[Excerpts from a figure dataset]
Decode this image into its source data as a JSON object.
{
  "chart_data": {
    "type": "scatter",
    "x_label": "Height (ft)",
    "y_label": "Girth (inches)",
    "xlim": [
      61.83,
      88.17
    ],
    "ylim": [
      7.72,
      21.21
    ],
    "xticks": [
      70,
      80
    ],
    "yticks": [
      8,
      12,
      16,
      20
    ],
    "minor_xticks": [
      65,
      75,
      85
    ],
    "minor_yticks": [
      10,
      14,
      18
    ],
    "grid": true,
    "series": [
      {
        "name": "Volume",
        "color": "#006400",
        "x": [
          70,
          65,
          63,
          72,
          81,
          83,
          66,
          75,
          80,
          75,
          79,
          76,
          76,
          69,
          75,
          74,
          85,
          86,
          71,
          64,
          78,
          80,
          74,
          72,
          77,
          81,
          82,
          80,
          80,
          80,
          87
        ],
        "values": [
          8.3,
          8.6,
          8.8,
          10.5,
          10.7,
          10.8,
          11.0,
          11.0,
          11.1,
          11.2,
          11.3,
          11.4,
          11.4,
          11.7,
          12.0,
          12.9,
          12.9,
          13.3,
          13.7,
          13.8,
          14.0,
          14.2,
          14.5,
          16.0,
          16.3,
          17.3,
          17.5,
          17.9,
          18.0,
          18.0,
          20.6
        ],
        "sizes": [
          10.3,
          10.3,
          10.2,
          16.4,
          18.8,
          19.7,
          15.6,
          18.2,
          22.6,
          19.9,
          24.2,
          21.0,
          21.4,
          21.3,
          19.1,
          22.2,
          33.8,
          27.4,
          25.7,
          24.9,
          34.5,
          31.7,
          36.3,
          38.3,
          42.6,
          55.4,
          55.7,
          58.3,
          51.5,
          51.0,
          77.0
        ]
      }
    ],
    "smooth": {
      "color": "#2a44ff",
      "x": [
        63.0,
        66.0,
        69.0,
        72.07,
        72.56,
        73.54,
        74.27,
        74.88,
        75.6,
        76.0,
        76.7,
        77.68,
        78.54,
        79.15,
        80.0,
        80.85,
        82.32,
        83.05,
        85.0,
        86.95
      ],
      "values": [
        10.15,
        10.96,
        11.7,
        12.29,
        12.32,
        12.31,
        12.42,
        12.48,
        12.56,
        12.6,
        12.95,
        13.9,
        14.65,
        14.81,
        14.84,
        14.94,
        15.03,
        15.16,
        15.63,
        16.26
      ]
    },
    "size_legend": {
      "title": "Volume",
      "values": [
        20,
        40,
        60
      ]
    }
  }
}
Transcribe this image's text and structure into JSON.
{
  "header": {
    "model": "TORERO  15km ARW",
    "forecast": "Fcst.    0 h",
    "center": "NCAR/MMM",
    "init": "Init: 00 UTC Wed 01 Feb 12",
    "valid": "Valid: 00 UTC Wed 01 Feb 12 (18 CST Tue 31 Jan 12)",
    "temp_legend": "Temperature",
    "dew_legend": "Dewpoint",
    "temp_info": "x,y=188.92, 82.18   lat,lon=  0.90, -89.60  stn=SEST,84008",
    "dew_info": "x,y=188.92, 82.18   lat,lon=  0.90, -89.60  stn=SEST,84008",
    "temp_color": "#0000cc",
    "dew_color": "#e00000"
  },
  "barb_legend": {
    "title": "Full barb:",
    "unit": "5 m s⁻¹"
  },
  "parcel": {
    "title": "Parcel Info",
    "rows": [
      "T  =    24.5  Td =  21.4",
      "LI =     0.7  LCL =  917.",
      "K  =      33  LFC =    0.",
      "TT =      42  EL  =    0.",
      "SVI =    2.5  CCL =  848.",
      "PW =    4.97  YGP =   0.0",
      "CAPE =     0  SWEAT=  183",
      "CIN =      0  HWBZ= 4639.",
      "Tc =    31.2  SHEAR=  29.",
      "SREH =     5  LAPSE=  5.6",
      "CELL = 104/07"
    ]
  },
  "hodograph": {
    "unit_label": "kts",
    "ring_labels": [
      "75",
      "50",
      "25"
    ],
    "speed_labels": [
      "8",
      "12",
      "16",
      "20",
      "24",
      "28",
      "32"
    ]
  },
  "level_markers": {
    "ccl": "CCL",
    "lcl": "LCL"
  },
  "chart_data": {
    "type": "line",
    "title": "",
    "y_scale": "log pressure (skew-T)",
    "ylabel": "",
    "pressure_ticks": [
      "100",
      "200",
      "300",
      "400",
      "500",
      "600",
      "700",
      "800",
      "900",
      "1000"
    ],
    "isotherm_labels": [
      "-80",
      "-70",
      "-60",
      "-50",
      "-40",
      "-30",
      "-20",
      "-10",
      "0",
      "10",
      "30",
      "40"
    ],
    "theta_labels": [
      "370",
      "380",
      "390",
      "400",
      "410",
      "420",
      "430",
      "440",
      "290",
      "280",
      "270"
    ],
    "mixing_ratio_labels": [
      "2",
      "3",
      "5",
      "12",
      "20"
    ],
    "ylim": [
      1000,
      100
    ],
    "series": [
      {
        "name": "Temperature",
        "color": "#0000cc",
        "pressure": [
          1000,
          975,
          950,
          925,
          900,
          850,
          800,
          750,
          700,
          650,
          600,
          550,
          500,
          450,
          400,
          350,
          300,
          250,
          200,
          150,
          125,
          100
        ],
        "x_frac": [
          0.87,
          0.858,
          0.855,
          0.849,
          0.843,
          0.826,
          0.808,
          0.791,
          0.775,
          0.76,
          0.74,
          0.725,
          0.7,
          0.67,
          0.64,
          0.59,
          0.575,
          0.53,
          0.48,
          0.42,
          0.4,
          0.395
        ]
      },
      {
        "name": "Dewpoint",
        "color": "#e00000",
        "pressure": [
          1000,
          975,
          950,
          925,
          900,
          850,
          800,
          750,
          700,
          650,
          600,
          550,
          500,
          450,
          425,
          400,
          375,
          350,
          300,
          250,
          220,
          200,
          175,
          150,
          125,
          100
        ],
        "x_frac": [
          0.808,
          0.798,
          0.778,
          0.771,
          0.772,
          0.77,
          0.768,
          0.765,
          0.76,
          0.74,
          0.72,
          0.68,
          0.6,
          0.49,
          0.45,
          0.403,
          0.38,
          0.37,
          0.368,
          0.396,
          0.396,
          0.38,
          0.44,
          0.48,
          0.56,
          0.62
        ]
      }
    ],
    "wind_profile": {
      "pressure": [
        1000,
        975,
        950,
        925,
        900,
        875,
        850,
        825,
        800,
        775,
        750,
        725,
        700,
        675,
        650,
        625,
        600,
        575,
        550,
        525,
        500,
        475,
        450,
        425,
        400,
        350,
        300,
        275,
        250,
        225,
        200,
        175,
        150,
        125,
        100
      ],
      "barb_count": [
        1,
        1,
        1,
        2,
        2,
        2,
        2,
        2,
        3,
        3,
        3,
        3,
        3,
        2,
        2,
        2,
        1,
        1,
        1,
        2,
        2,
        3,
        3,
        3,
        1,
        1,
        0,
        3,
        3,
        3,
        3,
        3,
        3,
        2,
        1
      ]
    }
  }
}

### [Exercise]
Gather and copy every line of the data in which the string "into" is found.

### [Solution to the exercise]
Decode this image into its source data as a JSON object.
Transcribe this image's text and structure into JSON.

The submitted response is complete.